[Lines of data]
=======

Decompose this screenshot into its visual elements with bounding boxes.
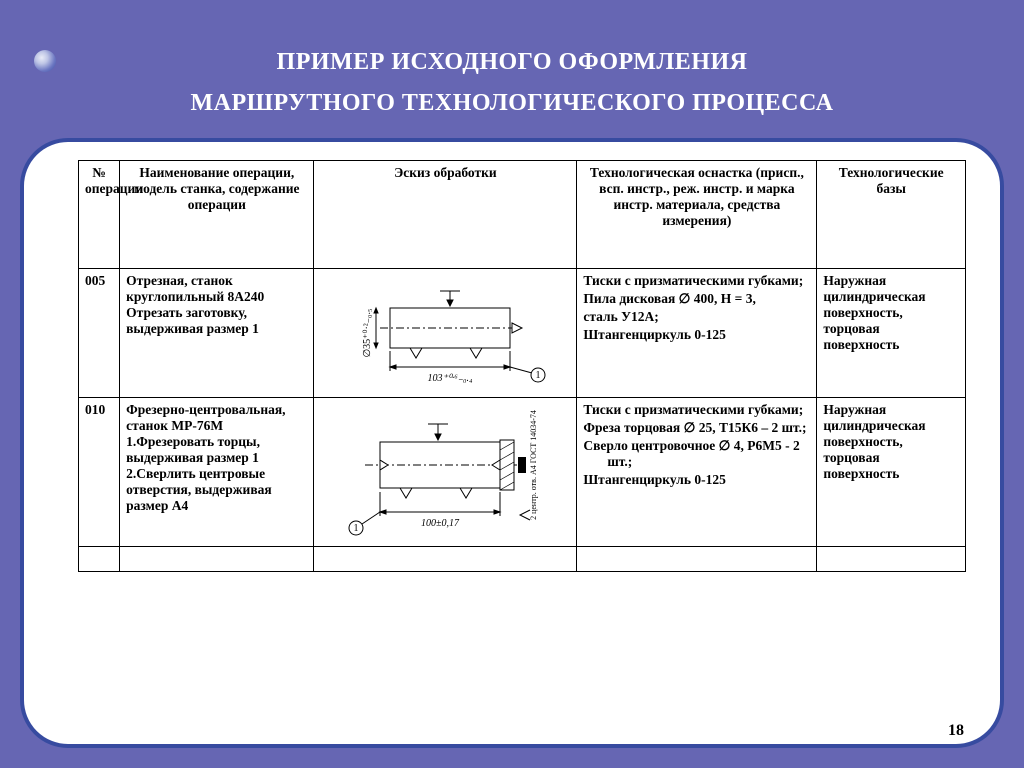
title-bullet-icon (34, 50, 56, 72)
svg-text:1: 1 (536, 370, 541, 381)
title-band: ПРИМЕР ИСХОДНОГО ОФОРМЛЕНИЯ МАРШРУТНОГО … (0, 22, 1024, 138)
cell-tooling: Тиски с призматическими губками; Пила ди… (577, 269, 817, 398)
table-row: 010 Фрезерно-центровальная, станок МР-76… (79, 398, 966, 547)
table-header-row: № операции Наименование операции, модель… (79, 161, 966, 269)
cell-sketch: 100±0,17 2 центр. отв. А4 ГОСТ 14034-74 … (314, 398, 577, 547)
svg-text:100±0,17: 100±0,17 (421, 518, 460, 529)
content-area: № операции Наименование операции, модель… (78, 160, 966, 700)
col-header-tooling: Технологическая оснастка (присп., всп. и… (577, 161, 817, 269)
slide-title-line2: МАРШРУТНОГО ТЕХНОЛОГИЧЕСКОГО ПРОЦЕССА (191, 90, 834, 117)
cell-name: Отрезная, станок круглопильный 8А240 Отр… (120, 269, 314, 398)
table-row: 005 Отрезная, станок круглопильный 8А240… (79, 269, 966, 398)
sketch-010: 100±0,17 2 центр. отв. А4 ГОСТ 14034-74 … (340, 402, 550, 542)
svg-text:∅35⁺⁰·²₋₀.₅: ∅35⁺⁰·²₋₀.₅ (362, 308, 373, 357)
svg-text:2 центр. отв. А4 ГОСТ 14034-74: 2 центр. отв. А4 ГОСТ 14034-74 (529, 410, 538, 520)
route-table: № операции Наименование операции, модель… (78, 160, 966, 572)
cell-bases: Наружная цилиндрическая поверхность, тор… (817, 398, 966, 547)
cell-num: 005 (79, 269, 120, 398)
cell-bases: Наружная цилиндрическая поверхность, тор… (817, 269, 966, 398)
cell-sketch: ∅35⁺⁰·²₋₀.₅ 103⁺⁰·⁶₋₀.₄ 1 (314, 269, 577, 398)
col-header-sketch: Эскиз обработки (314, 161, 577, 269)
col-header-name: Наименование операции, модель станка, со… (120, 161, 314, 269)
svg-text:1: 1 (354, 523, 359, 534)
slide-title-line1: ПРИМЕР ИСХОДНОГО ОФОРМЛЕНИЯ (277, 49, 748, 76)
col-header-num: № операции (79, 161, 120, 269)
table-row-empty (79, 547, 966, 572)
col-header-bases: Технологические базы (817, 161, 966, 269)
page-number: 18 (948, 722, 964, 740)
sketch-005: ∅35⁺⁰·²₋₀.₅ 103⁺⁰·⁶₋₀.₄ 1 (340, 273, 550, 393)
cell-num: 010 (79, 398, 120, 547)
cell-name: Фрезерно-центровальная, станок МР-76М 1.… (120, 398, 314, 547)
svg-text:103⁺⁰·⁶₋₀.₄: 103⁺⁰·⁶₋₀.₄ (428, 373, 474, 384)
cell-tooling: Тиски с призматическими губками; Фреза т… (577, 398, 817, 547)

=======

Exercise task:
Quote every line of the entries above word for word, leaving out the pictures.

Exercise result:
Decompose this screenshot into its visual elements with bounding boxes.
title-bullet-icon (34, 50, 56, 72)
svg-text:1: 1 (536, 370, 541, 381)
title-band: ПРИМЕР ИСХОДНОГО ОФОРМЛЕНИЯ МАРШРУТНОГО … (0, 22, 1024, 138)
cell-tooling: Тиски с призматическими губками; Пила ди… (577, 269, 817, 398)
table-row: 010 Фрезерно-центровальная, станок МР-76… (79, 398, 966, 547)
table-header-row: № операции Наименование операции, модель… (79, 161, 966, 269)
cell-sketch: 100±0,17 2 центр. отв. А4 ГОСТ 14034-74 … (314, 398, 577, 547)
svg-text:100±0,17: 100±0,17 (421, 518, 460, 529)
content-area: № операции Наименование операции, модель… (78, 160, 966, 700)
col-header-tooling: Технологическая оснастка (присп., всп. и… (577, 161, 817, 269)
slide-title-line2: МАРШРУТНОГО ТЕХНОЛОГИЧЕСКОГО ПРОЦЕССА (191, 90, 834, 117)
cell-name: Отрезная, станок круглопильный 8А240 Отр… (120, 269, 314, 398)
table-row: 005 Отрезная, станок круглопильный 8А240… (79, 269, 966, 398)
sketch-010: 100±0,17 2 центр. отв. А4 ГОСТ 14034-74 … (340, 402, 550, 542)
svg-text:∅35⁺⁰·²₋₀.₅: ∅35⁺⁰·²₋₀.₅ (362, 308, 373, 357)
svg-text:2 центр. отв. А4 ГОСТ 14034-74: 2 центр. отв. А4 ГОСТ 14034-74 (529, 410, 538, 520)
route-table: № операции Наименование операции, модель… (78, 160, 966, 572)
cell-bases: Наружная цилиндрическая поверхность, тор… (817, 398, 966, 547)
cell-num: 005 (79, 269, 120, 398)
cell-bases: Наружная цилиндрическая поверхность, тор… (817, 269, 966, 398)
cell-sketch: ∅35⁺⁰·²₋₀.₅ 103⁺⁰·⁶₋₀.₄ 1 (314, 269, 577, 398)
col-header-sketch: Эскиз обработки (314, 161, 577, 269)
col-header-name: Наименование операции, модель станка, со… (120, 161, 314, 269)
svg-text:1: 1 (354, 523, 359, 534)
slide-title-line1: ПРИМЕР ИСХОДНОГО ОФОРМЛЕНИЯ (277, 49, 748, 76)
col-header-num: № операции (79, 161, 120, 269)
table-row-empty (79, 547, 966, 572)
col-header-bases: Технологические базы (817, 161, 966, 269)
page-number: 18 (948, 722, 964, 740)
sketch-005: ∅35⁺⁰·²₋₀.₅ 103⁺⁰·⁶₋₀.₄ 1 (340, 273, 550, 393)
cell-num: 010 (79, 398, 120, 547)
cell-name: Фрезерно-центровальная, станок МР-76М 1.… (120, 398, 314, 547)
svg-text:103⁺⁰·⁶₋₀.₄: 103⁺⁰·⁶₋₀.₄ (428, 373, 474, 384)
cell-tooling: Тиски с призматическими губками; Фреза т… (577, 398, 817, 547)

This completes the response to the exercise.